(Dataset entries on figures)
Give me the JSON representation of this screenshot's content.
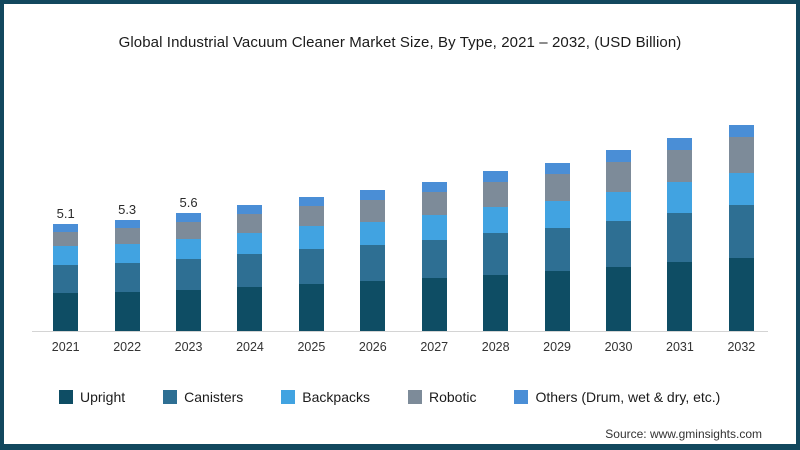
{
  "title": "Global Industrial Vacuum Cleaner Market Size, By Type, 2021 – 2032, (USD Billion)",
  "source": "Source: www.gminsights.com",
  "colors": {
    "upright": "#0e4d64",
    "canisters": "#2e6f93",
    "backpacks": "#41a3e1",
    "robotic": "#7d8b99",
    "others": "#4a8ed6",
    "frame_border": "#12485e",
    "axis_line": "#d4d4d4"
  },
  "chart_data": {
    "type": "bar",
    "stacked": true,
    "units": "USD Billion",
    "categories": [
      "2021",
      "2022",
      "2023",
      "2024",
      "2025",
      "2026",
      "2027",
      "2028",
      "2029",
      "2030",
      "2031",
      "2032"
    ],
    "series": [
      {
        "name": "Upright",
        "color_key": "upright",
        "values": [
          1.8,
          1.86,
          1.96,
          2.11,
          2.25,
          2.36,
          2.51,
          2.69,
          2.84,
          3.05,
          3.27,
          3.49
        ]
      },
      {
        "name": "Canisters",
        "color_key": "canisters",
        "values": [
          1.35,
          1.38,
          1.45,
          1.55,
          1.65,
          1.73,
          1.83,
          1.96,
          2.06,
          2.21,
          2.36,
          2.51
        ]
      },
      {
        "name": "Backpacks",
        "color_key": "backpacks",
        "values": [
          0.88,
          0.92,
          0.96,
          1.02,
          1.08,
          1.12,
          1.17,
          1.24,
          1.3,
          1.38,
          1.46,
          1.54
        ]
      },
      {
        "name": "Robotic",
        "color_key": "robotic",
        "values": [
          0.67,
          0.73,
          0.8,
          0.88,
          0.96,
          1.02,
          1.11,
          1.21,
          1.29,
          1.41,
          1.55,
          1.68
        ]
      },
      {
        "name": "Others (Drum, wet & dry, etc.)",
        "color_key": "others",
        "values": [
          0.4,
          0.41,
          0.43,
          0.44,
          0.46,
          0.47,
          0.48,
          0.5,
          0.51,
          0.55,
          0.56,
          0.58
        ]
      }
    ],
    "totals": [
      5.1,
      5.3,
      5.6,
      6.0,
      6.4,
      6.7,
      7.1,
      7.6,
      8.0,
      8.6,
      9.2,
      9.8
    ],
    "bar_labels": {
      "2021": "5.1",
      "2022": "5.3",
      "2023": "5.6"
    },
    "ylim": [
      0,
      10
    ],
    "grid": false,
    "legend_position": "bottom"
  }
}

* * *

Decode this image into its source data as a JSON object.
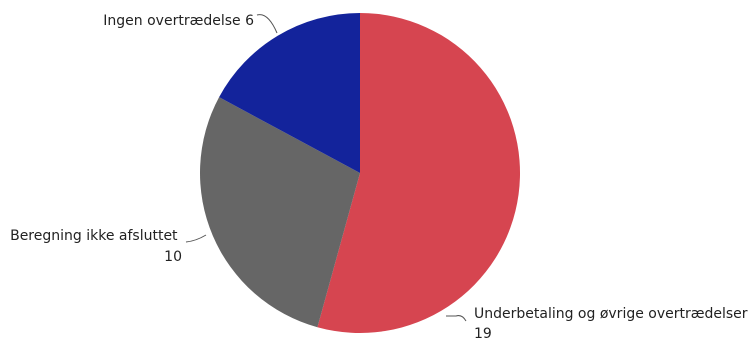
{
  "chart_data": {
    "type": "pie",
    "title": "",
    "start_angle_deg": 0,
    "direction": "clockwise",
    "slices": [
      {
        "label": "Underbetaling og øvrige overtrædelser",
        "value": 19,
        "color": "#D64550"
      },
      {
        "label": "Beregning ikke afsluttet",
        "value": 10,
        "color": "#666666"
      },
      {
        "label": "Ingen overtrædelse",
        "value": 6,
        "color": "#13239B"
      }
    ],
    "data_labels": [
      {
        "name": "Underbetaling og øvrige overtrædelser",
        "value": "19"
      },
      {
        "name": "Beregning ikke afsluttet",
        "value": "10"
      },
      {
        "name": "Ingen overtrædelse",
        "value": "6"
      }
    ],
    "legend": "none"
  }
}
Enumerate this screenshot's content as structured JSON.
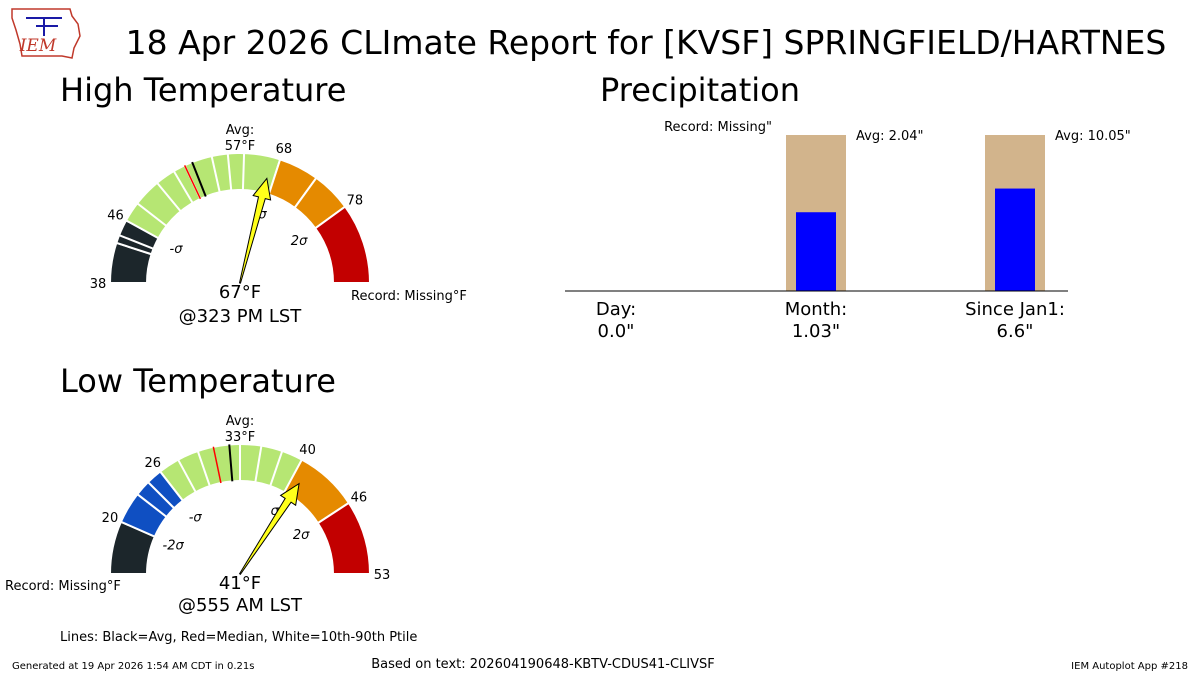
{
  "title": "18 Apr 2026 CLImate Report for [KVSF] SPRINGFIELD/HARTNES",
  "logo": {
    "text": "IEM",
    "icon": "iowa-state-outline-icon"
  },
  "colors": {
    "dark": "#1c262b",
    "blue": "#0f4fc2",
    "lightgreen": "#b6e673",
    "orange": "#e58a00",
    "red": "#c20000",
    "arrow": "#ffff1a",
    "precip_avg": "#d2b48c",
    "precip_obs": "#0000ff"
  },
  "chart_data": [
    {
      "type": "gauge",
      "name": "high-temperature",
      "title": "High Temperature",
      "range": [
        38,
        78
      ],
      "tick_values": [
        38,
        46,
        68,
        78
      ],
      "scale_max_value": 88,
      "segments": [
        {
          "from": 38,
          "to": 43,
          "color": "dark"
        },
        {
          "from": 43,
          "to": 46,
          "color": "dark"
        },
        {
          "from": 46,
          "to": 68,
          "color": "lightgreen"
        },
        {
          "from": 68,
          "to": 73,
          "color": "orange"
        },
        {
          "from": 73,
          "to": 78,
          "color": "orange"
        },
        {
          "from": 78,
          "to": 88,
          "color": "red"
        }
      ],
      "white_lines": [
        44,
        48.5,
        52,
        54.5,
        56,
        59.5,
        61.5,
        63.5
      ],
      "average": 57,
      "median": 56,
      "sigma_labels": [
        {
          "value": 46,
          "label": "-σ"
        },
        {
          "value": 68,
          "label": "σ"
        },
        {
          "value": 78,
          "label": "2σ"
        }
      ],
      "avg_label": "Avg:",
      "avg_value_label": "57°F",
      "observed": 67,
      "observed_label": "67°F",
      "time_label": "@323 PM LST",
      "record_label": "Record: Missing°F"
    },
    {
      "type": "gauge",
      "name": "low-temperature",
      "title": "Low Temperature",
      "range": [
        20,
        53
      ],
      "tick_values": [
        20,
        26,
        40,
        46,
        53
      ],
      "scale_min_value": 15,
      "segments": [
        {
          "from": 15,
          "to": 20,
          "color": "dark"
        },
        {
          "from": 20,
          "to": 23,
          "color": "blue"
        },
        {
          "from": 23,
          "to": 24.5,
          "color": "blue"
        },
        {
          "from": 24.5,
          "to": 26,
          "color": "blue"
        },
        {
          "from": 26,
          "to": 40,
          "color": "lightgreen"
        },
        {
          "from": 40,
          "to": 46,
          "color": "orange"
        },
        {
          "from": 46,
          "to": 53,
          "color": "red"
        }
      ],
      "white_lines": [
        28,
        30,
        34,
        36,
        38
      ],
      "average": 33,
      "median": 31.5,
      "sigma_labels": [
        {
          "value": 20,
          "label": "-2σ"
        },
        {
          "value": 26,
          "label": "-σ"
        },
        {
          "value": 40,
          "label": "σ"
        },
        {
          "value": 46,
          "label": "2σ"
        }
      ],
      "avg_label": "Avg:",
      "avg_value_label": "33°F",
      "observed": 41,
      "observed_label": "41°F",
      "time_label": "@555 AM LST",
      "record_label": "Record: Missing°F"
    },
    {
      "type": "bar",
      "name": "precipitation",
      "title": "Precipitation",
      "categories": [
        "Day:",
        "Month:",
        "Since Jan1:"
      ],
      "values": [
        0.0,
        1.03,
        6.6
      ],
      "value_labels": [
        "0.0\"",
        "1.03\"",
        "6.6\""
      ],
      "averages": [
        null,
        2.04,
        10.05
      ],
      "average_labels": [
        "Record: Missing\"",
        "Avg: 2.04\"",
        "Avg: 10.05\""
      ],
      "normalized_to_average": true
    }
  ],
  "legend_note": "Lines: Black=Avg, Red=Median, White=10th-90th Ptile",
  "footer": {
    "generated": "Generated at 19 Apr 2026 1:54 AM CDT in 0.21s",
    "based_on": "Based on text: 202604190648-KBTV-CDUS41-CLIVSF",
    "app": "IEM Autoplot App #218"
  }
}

To be done -
Scan the records for the string "this". Copy each line in which it appears.

Expected output -
Give me the JSON representation of this screenshot's content.
Decode this image into its source data as a JSON object.
Enumerate this screenshot's content as structured JSON.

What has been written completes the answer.